What this task involves: Locate every line in the entries below that contains the string "legend", treating uppercase and lowercase as different, and copy each of those lines.

[Element and coordinate records]
*****
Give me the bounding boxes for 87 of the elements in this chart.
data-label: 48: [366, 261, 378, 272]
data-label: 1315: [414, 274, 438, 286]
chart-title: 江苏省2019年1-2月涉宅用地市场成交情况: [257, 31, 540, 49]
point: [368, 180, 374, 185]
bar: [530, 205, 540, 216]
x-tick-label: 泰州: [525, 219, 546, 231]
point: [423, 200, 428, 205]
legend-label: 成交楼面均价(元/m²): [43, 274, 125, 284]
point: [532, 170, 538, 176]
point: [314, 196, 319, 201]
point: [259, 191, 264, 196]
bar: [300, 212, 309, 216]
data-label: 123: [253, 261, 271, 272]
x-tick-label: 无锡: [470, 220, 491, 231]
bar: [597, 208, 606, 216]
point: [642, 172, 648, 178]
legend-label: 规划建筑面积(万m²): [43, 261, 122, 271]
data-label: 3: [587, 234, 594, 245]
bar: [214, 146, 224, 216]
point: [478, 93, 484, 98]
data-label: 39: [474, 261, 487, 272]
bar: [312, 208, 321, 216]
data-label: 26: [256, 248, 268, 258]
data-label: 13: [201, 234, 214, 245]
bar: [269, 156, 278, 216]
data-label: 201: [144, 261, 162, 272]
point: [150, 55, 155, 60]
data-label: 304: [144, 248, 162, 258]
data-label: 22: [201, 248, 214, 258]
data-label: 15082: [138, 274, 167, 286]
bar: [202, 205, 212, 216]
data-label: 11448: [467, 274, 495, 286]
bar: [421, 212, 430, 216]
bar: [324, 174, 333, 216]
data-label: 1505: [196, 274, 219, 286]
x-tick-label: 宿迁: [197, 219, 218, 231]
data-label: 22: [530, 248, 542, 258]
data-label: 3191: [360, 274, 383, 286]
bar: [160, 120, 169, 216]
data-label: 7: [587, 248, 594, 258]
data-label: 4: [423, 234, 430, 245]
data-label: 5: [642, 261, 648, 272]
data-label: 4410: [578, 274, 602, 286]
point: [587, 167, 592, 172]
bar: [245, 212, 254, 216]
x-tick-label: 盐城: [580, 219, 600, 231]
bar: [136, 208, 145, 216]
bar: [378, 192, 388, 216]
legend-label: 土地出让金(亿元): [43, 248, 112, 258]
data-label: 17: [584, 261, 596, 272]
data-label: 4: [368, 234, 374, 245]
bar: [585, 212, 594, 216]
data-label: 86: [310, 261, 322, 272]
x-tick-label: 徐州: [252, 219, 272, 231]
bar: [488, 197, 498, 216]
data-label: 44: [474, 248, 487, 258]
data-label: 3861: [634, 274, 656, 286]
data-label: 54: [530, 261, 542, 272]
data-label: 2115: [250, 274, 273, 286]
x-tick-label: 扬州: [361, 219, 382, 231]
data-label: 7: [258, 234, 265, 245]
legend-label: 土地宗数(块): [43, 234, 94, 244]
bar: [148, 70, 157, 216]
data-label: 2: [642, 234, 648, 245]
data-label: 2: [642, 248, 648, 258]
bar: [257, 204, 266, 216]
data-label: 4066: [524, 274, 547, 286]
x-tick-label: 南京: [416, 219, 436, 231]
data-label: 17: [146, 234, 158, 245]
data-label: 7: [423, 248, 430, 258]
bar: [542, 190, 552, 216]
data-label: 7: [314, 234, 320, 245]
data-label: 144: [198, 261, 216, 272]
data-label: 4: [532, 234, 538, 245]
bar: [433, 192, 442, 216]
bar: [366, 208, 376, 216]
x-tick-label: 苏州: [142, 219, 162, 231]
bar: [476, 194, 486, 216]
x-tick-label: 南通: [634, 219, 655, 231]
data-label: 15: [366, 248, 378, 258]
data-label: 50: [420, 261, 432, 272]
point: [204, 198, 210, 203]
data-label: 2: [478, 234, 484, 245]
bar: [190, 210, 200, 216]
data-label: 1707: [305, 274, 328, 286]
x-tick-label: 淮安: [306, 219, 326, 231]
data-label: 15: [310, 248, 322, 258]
*****
Solution for this problem:
legend-label: 成交楼面均价(元/m²): [43, 274, 125, 284]
legend-label: 规划建筑面积(万m²): [43, 261, 122, 271]
legend-label: 土地出让金(亿元): [43, 248, 112, 258]
legend-label: 土地宗数(块): [43, 234, 94, 244]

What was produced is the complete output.